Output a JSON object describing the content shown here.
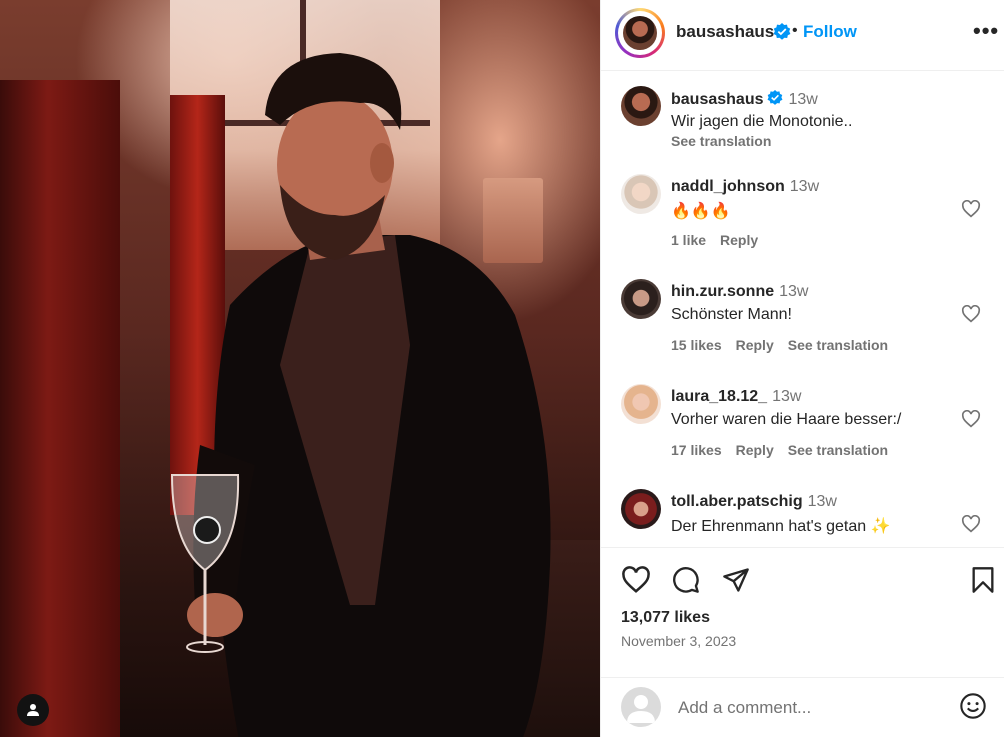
{
  "post": {
    "author": "bausashaus",
    "follow_label": "Follow",
    "separator": "•",
    "more_label": "•••"
  },
  "caption": {
    "username": "bausashaus",
    "time": "13w",
    "text": "Wir jagen die Monotonie..",
    "translate_label": "See translation"
  },
  "comments": [
    {
      "username": "naddl_johnson",
      "time": "13w",
      "text": "🔥🔥🔥",
      "likes": "1 like",
      "reply": "Reply",
      "translate": ""
    },
    {
      "username": "hin.zur.sonne",
      "time": "13w",
      "text": "Schönster Mann!",
      "likes": "15 likes",
      "reply": "Reply",
      "translate": "See translation"
    },
    {
      "username": "laura_18.12_",
      "time": "13w",
      "text": "Vorher waren die Haare besser:/",
      "likes": "17 likes",
      "reply": "Reply",
      "translate": "See translation"
    },
    {
      "username": "toll.aber.patschig",
      "time": "13w",
      "text": "Der Ehrenmann hat's getan ✨",
      "likes": "",
      "reply": "",
      "translate": ""
    }
  ],
  "stats": {
    "likes": "13,077 likes",
    "date": "November 3, 2023"
  },
  "composer": {
    "placeholder": "Add a comment..."
  },
  "colors": {
    "follow": "#0095f6",
    "verified": "#0095f6",
    "muted": "#737373"
  },
  "icons": [
    "verified-badge-icon",
    "more-options-icon",
    "heart-icon",
    "comment-icon",
    "share-icon",
    "bookmark-icon",
    "emoji-icon",
    "user-tag-icon"
  ]
}
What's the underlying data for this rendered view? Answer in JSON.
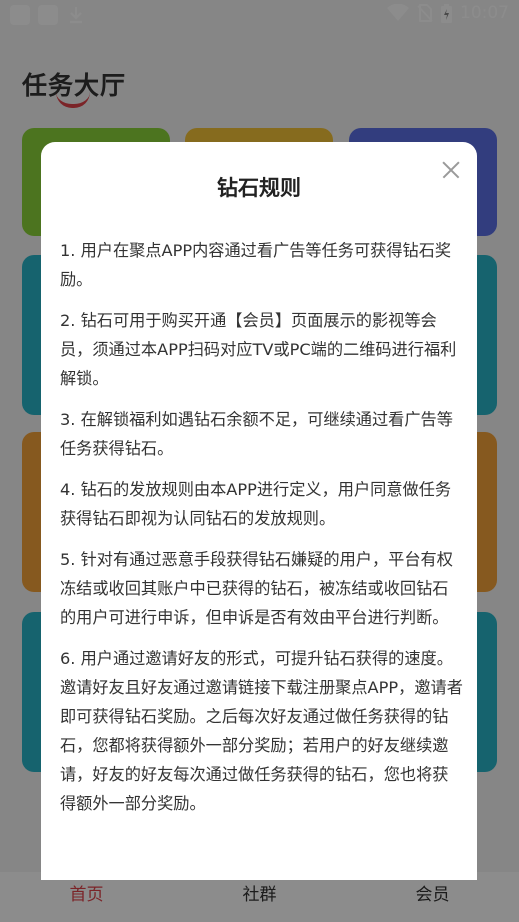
{
  "status_bar": {
    "time": "10:07"
  },
  "page": {
    "title": "任务大厅"
  },
  "bottom_nav": [
    {
      "label": "首页",
      "active": true
    },
    {
      "label": "社群",
      "active": false
    },
    {
      "label": "会员",
      "active": false
    }
  ],
  "dialog": {
    "title": "钻石规则",
    "rules": [
      "1. 用户在聚点APP内容通过看广告等任务可获得钻石奖励。",
      "2. 钻石可用于购买开通【会员】页面展示的影视等会员，须通过本APP扫码对应TV或PC端的二维码进行福利解锁。",
      "3. 在解锁福利如遇钻石余额不足，可继续通过看广告等任务获得钻石。",
      "4. 钻石的发放规则由本APP进行定义，用户同意做任务获得钻石即视为认同钻石的发放规则。",
      "5. 针对有通过恶意手段获得钻石嫌疑的用户，平台有权冻结或收回其账户中已获得的钻石，被冻结或收回钻石的用户可进行申诉，但申诉是否有效由平台进行判断。",
      "6. 用户通过邀请好友的形式，可提升钻石获得的速度。邀请好友且好友通过邀请链接下载注册聚点APP，邀请者即可获得钻石奖励。之后每次好友通过做任务获得的钻石，您都将获得额外一部分奖励；若用户的好友继续邀请，好友的好友每次通过做任务获得的钻石，您也将获得额外一部分奖励。"
    ]
  },
  "colors": {
    "accent": "#e0424a",
    "card_green": "#8bd43a",
    "card_yellow": "#f5c338",
    "card_blue": "#5b70e6",
    "card_teal": "#29b5c8",
    "card_orange": "#f5a23a"
  }
}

**What the task asks**
Leave the pictures out, and print every line of the listing exactly as written.

**Answer to this task**
Output a JSON object describing the content shown here.
{
  "post": {
    "author": "bausashaus",
    "follow_label": "Follow",
    "separator": "•",
    "more_label": "•••"
  },
  "caption": {
    "username": "bausashaus",
    "time": "13w",
    "text": "Wir jagen die Monotonie..",
    "translate_label": "See translation"
  },
  "comments": [
    {
      "username": "naddl_johnson",
      "time": "13w",
      "text": "🔥🔥🔥",
      "likes": "1 like",
      "reply": "Reply",
      "translate": ""
    },
    {
      "username": "hin.zur.sonne",
      "time": "13w",
      "text": "Schönster Mann!",
      "likes": "15 likes",
      "reply": "Reply",
      "translate": "See translation"
    },
    {
      "username": "laura_18.12_",
      "time": "13w",
      "text": "Vorher waren die Haare besser:/",
      "likes": "17 likes",
      "reply": "Reply",
      "translate": "See translation"
    },
    {
      "username": "toll.aber.patschig",
      "time": "13w",
      "text": "Der Ehrenmann hat's getan ✨",
      "likes": "",
      "reply": "",
      "translate": ""
    }
  ],
  "stats": {
    "likes": "13,077 likes",
    "date": "November 3, 2023"
  },
  "composer": {
    "placeholder": "Add a comment..."
  },
  "colors": {
    "follow": "#0095f6",
    "verified": "#0095f6",
    "muted": "#737373"
  },
  "icons": [
    "verified-badge-icon",
    "more-options-icon",
    "heart-icon",
    "comment-icon",
    "share-icon",
    "bookmark-icon",
    "emoji-icon",
    "user-tag-icon"
  ]
}
What's the underlying data for this rendered view? Answer in JSON.
{
  "status_bar": {
    "time": "10:07"
  },
  "page": {
    "title": "任务大厅"
  },
  "bottom_nav": [
    {
      "label": "首页",
      "active": true
    },
    {
      "label": "社群",
      "active": false
    },
    {
      "label": "会员",
      "active": false
    }
  ],
  "dialog": {
    "title": "钻石规则",
    "rules": [
      "1. 用户在聚点APP内容通过看广告等任务可获得钻石奖励。",
      "2. 钻石可用于购买开通【会员】页面展示的影视等会员，须通过本APP扫码对应TV或PC端的二维码进行福利解锁。",
      "3. 在解锁福利如遇钻石余额不足，可继续通过看广告等任务获得钻石。",
      "4. 钻石的发放规则由本APP进行定义，用户同意做任务获得钻石即视为认同钻石的发放规则。",
      "5. 针对有通过恶意手段获得钻石嫌疑的用户，平台有权冻结或收回其账户中已获得的钻石，被冻结或收回钻石的用户可进行申诉，但申诉是否有效由平台进行判断。",
      "6. 用户通过邀请好友的形式，可提升钻石获得的速度。邀请好友且好友通过邀请链接下载注册聚点APP，邀请者即可获得钻石奖励。之后每次好友通过做任务获得的钻石，您都将获得额外一部分奖励；若用户的好友继续邀请，好友的好友每次通过做任务获得的钻石，您也将获得额外一部分奖励。"
    ]
  },
  "colors": {
    "accent": "#e0424a",
    "card_green": "#8bd43a",
    "card_yellow": "#f5c338",
    "card_blue": "#5b70e6",
    "card_teal": "#29b5c8",
    "card_orange": "#f5a23a"
  }
}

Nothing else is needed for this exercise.